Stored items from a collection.
※

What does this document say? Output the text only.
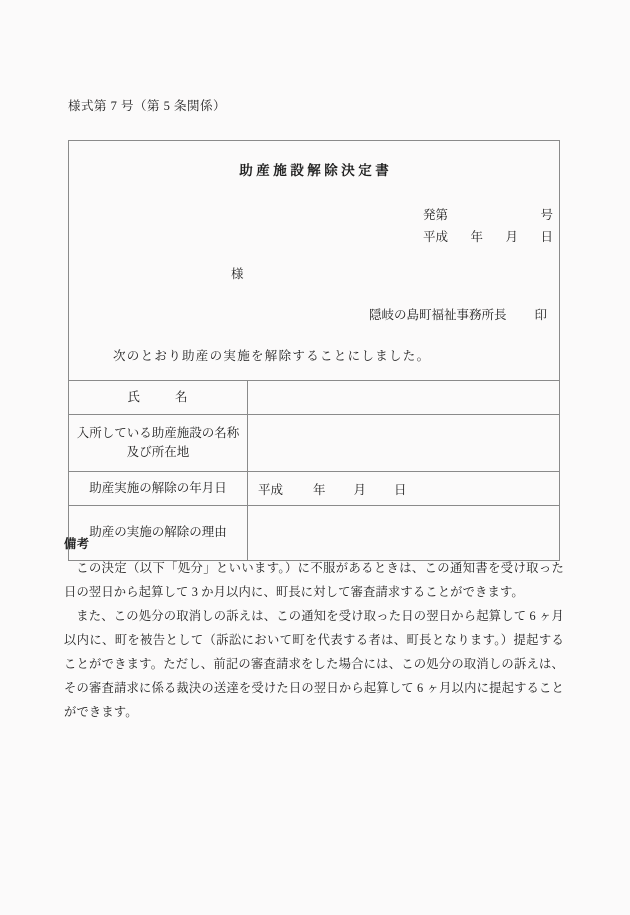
様式第 7 号（第 5 条関係）
助産施設解除決定書
発第	号
平成 年 月 日
様
隠岐の島町福祉事務所長 印
次のとおり助産の実施を解除することにしました。
氏 名	

入所している助産施設の名称
及び所在地	

助産実施の解除の年月日	平成 年 月 日
助産の実施の解除の理由	
備考

この決定（以下「処分」といいます。）に不服があるときは、この通知書を受け取った日の翌日から起算して 3 か月以内に、町長に対して審査請求することができます。

また、この処分の取消しの訴えは、この通知を受け取った日の翌日から起算して 6 ヶ月以内に、町を被告として（訴訟において町を代表する者は、町長となります。）提起することができます。ただし、前記の審査請求をした場合には、この処分の取消しの訴えは、その審査請求に係る裁決の送達を受けた日の翌日から起算して 6 ヶ月以内に提起することができます。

※

WORK REQUIRED. Every record must be copied exactly, with images dropped from the result.

THE RESPONSE.
What does this document say? Output the text only.
様式第 7 号（第 5 条関係）
助産施設解除決定書
発第	号
平成 年 月 日
様
隠岐の島町福祉事務所長 印
次のとおり助産の実施を解除することにしました。
氏 名	

入所している助産施設の名称
及び所在地	

助産実施の解除の年月日	平成 年 月 日
助産の実施の解除の理由	
備考

この決定（以下「処分」といいます。）に不服があるときは、この通知書を受け取った日の翌日から起算して 3 か月以内に、町長に対して審査請求することができます。

また、この処分の取消しの訴えは、この通知を受け取った日の翌日から起算して 6 ヶ月以内に、町を被告として（訴訟において町を代表する者は、町長となります。）提起することができます。ただし、前記の審査請求をした場合には、この処分の取消しの訴えは、その審査請求に係る裁決の送達を受けた日の翌日から起算して 6 ヶ月以内に提起することができます。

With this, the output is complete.